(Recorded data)
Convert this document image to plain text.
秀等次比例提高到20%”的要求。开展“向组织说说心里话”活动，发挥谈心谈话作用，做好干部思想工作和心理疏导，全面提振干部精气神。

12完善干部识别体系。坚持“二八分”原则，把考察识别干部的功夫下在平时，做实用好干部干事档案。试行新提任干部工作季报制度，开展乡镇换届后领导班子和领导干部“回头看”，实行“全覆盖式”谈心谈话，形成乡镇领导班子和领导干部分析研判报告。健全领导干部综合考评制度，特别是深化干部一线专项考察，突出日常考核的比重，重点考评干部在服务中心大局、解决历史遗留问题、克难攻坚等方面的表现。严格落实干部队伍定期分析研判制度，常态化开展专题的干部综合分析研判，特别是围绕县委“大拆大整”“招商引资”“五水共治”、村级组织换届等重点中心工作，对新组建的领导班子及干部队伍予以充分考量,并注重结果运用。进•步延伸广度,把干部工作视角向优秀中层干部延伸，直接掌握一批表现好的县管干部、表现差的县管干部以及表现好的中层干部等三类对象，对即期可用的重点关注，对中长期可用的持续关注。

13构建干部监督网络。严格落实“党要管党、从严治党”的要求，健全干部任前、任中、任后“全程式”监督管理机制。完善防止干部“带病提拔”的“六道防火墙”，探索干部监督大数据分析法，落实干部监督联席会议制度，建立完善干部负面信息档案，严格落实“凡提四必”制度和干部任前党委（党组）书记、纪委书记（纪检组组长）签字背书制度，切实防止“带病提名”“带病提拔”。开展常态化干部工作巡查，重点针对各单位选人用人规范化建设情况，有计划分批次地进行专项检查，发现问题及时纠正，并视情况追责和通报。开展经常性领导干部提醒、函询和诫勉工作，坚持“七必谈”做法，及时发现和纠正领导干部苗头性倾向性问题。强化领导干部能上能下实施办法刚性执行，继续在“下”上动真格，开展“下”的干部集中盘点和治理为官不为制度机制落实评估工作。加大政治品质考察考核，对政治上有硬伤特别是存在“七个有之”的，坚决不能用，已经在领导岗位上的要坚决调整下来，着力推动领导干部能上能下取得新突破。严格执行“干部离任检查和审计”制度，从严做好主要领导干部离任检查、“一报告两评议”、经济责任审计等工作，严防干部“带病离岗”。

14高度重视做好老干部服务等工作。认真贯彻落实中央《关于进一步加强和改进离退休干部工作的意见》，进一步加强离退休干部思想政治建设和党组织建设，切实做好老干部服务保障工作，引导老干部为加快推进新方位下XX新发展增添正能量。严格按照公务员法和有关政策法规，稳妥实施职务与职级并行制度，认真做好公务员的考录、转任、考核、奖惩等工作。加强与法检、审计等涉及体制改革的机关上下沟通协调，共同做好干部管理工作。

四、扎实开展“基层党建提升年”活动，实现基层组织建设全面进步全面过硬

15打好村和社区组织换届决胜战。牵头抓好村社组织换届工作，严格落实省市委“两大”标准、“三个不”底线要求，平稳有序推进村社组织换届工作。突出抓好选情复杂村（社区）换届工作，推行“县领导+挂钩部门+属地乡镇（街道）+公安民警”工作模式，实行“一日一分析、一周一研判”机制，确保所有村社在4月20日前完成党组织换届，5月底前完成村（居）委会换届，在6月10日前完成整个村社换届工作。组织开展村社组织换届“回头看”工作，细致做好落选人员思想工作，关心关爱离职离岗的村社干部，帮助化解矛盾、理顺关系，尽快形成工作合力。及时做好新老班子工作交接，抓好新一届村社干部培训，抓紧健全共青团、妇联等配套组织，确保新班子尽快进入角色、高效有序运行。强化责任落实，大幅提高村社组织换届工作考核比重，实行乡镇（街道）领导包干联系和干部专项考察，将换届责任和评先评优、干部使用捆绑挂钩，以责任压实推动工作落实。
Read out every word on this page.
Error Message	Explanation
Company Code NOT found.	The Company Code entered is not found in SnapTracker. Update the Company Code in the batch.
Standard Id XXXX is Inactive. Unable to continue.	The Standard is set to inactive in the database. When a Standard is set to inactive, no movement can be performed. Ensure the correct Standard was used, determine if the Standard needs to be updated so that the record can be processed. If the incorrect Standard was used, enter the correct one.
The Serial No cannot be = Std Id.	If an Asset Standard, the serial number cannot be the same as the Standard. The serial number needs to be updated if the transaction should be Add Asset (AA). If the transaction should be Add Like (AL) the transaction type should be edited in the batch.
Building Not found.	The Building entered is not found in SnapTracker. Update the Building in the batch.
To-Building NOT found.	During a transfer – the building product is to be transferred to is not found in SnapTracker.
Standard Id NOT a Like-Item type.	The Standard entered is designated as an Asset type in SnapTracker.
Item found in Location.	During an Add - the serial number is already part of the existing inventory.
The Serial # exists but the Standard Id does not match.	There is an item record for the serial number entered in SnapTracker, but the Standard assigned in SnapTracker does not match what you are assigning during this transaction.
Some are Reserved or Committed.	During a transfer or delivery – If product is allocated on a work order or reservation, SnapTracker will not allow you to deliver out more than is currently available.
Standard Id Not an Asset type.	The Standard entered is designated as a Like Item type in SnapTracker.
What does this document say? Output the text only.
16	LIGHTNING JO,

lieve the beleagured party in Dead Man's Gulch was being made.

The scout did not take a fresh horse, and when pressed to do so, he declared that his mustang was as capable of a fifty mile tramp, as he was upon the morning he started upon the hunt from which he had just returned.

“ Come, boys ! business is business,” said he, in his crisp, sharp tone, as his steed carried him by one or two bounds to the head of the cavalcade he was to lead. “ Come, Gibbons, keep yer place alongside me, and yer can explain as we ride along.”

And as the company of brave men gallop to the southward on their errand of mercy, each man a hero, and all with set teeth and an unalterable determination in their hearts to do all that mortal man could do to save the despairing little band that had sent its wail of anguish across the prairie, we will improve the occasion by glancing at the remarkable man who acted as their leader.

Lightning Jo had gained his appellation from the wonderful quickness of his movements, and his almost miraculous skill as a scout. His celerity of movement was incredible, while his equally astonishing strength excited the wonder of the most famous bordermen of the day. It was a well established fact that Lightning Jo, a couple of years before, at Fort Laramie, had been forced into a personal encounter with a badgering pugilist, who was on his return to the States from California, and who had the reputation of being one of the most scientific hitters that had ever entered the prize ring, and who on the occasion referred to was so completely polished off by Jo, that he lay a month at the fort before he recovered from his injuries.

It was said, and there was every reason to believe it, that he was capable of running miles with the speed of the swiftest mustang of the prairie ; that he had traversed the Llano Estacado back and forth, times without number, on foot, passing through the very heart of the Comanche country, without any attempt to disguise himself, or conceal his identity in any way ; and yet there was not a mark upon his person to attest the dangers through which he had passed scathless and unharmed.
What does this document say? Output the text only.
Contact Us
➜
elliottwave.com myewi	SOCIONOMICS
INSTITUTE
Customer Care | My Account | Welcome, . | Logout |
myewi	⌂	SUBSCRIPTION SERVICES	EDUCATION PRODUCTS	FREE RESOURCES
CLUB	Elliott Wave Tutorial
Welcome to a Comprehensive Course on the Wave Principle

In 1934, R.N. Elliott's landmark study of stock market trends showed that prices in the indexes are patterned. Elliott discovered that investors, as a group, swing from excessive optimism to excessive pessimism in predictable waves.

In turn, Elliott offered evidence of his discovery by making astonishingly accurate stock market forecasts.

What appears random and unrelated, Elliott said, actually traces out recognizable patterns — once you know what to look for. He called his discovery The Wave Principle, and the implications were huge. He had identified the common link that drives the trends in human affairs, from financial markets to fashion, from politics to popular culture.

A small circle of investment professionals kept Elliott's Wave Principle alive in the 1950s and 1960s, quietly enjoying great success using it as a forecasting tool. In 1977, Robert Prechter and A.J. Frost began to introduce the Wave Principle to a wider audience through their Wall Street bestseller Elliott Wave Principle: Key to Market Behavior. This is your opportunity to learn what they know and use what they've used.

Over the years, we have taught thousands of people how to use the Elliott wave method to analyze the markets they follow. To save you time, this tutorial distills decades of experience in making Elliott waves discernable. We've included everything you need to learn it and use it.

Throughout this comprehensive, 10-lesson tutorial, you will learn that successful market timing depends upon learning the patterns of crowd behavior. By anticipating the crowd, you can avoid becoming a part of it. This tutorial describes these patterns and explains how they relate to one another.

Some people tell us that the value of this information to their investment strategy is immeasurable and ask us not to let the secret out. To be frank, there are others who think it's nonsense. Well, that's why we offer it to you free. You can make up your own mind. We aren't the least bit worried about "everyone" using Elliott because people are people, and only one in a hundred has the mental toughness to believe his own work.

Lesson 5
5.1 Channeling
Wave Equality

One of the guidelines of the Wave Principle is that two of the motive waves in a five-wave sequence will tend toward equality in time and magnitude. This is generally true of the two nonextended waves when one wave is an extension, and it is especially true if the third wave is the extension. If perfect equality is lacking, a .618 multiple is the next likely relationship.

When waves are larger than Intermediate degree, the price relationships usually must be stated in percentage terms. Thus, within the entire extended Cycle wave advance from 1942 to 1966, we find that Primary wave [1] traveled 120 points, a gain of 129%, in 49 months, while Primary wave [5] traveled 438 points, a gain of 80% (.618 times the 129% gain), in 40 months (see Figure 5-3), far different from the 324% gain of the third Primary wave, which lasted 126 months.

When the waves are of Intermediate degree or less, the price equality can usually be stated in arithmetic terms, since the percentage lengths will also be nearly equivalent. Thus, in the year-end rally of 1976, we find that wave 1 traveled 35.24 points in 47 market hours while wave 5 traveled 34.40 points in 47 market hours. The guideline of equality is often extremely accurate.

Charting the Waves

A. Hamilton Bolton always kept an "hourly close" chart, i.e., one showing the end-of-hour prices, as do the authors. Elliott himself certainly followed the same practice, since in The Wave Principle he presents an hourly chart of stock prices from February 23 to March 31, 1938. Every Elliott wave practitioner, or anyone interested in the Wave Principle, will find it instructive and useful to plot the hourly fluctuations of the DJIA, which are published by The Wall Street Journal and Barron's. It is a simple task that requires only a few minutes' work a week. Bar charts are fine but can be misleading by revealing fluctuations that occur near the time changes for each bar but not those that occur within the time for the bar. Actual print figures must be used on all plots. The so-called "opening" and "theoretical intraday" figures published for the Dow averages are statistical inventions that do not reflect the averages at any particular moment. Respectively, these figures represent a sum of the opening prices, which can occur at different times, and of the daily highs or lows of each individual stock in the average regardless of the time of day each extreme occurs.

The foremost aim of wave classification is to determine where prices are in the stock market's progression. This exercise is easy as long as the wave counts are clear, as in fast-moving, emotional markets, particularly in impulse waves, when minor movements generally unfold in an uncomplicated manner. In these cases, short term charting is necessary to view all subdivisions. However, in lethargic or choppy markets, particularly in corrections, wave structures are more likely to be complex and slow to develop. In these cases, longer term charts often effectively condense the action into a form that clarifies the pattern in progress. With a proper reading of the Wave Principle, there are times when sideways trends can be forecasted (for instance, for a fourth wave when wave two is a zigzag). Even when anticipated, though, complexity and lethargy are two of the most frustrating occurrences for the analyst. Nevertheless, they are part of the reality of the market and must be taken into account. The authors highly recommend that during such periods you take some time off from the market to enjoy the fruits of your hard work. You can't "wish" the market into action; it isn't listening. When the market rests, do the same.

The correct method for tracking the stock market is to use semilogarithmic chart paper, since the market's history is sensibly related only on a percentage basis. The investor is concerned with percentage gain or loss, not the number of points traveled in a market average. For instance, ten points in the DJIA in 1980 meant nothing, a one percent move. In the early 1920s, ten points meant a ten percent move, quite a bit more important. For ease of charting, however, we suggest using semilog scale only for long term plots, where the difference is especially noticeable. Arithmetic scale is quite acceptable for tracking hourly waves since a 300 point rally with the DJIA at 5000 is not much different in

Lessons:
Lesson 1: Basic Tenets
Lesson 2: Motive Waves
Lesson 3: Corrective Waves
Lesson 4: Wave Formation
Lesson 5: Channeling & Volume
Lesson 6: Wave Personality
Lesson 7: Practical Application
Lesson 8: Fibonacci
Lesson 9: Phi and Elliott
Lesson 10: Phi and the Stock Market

Task prompt. Copy every line in the entries above that has the string "believe" in it.

Exercise result.
It was said, and there was every reason to believe it, that he was capable of running miles with the speed of the swiftest mustang of the prairie ; that he had traversed the Llano Estacado back and forth, times without number, on foot, passing through the very heart of the Comanche country, without any attempt to disguise himself, or conceal his identity in any way ; and yet there was not a mark upon his person to attest the dangers through which he had passed scathless and unharmed.
Some people tell us that the value of this information to their investment strategy is immeasurable and ask us not to let the secret out. To be frank, there are others who think it's nonsense. Well, that's why we offer it to you free. You can make up your own mind. We aren't the least bit worried about "everyone" using Elliott because people are people, and only one in a hundred has the mental toughness to believe his own work.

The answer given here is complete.